In the listing below, find every line containing "panel" and copy it out.

## BEGIN

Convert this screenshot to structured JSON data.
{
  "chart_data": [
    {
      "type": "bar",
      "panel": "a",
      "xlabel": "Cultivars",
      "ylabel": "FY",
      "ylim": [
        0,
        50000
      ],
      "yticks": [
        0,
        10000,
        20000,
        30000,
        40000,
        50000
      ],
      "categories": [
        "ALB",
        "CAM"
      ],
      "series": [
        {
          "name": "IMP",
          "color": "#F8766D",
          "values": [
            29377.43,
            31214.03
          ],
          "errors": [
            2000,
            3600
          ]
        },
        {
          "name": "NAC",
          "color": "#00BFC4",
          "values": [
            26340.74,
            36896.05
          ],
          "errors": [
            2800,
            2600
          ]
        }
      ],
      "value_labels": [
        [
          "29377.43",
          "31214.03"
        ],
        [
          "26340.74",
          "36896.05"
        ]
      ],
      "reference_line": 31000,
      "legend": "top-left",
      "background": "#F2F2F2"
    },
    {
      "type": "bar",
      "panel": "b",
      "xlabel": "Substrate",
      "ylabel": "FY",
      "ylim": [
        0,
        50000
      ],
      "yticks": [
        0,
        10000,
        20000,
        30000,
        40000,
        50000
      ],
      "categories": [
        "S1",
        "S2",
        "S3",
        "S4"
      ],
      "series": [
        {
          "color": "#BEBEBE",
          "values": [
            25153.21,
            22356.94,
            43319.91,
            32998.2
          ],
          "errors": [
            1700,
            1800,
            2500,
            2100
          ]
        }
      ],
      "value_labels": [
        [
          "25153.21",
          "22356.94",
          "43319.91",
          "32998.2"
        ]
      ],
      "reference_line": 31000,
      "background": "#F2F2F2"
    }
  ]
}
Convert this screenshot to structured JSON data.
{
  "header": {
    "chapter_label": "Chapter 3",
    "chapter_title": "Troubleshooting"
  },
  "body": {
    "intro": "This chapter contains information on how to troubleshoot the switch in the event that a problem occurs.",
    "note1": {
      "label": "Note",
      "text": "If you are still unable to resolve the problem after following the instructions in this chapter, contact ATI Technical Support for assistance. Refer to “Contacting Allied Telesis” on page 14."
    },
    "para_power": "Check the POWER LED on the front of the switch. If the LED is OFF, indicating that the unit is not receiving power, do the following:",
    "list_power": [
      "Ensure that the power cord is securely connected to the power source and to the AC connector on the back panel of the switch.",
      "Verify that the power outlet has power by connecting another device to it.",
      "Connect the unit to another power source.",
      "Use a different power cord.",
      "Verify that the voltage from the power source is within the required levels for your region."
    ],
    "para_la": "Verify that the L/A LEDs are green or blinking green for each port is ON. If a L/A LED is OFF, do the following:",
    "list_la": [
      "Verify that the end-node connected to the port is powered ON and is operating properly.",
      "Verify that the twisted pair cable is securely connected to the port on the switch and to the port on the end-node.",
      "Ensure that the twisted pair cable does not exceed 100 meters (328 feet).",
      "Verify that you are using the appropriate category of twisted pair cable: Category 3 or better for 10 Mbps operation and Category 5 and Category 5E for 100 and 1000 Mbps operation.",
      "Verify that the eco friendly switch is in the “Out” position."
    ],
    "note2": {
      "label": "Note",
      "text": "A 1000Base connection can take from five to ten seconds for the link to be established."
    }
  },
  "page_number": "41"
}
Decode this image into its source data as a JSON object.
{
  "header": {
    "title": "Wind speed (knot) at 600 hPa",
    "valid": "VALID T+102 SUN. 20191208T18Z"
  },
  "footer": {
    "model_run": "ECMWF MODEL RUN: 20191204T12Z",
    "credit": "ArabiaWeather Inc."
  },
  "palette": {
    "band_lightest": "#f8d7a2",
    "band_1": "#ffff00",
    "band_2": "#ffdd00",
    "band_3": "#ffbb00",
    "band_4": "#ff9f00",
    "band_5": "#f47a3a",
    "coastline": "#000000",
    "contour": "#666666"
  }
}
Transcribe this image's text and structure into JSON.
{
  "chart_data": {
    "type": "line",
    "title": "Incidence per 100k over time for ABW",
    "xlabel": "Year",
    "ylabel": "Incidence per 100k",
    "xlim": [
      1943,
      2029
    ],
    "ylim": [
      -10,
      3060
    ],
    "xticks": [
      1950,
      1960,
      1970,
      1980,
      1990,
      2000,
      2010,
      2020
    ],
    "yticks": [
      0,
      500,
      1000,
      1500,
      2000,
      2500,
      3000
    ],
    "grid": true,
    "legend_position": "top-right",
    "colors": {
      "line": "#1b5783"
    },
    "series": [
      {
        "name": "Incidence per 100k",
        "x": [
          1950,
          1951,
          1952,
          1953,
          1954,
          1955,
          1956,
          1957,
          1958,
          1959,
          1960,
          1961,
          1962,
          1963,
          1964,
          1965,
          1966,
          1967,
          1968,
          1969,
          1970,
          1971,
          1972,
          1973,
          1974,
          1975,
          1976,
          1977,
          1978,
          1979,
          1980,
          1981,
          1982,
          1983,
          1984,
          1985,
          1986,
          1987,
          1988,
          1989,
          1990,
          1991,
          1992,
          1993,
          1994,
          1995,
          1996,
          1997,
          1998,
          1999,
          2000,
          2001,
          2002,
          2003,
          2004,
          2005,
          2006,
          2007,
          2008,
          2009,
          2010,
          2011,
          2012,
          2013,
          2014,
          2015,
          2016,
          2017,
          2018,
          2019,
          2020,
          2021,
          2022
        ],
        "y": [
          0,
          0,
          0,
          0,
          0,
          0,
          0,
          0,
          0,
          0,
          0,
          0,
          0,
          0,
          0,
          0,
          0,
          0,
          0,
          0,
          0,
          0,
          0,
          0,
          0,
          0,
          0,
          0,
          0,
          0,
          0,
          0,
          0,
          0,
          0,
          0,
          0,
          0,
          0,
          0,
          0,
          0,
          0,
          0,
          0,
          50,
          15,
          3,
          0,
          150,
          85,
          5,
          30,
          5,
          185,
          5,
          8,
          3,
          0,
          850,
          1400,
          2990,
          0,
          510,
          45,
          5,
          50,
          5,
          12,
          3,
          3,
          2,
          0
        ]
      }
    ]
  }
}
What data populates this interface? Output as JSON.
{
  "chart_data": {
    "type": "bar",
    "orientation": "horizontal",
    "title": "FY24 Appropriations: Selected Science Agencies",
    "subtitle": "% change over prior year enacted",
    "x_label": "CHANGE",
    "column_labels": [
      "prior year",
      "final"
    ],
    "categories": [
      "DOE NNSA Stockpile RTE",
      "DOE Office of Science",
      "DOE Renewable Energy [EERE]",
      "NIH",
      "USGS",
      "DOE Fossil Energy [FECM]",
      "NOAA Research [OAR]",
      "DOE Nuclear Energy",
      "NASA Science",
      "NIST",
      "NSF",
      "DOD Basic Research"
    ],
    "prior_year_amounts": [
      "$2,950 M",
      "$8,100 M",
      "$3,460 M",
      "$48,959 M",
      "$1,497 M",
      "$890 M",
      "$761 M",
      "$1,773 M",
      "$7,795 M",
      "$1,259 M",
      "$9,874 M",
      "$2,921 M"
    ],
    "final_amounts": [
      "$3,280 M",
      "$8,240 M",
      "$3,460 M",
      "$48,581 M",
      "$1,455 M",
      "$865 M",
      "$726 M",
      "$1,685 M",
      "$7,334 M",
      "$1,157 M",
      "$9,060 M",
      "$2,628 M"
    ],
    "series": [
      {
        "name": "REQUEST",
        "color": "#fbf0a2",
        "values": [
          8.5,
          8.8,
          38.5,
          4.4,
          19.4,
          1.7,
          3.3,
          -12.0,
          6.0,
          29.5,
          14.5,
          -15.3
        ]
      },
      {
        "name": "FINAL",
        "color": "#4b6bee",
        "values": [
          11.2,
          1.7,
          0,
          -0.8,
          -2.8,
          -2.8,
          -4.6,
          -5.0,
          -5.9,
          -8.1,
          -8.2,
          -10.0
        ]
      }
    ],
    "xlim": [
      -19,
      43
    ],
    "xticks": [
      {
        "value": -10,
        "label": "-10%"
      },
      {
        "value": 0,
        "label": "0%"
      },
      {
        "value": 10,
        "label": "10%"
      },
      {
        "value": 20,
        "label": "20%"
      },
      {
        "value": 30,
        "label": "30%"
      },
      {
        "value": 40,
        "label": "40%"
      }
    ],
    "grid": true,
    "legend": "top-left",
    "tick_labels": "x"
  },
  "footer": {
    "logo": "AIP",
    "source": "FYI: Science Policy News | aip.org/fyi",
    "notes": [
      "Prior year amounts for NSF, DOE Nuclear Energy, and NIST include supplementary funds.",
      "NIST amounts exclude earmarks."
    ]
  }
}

## END

FINAL ANSWER »
      "panel": "a",
      "panel": "b",
      "Ensure that the power cord is securely connected to the power source and to the AC connector on the back panel of the switch.",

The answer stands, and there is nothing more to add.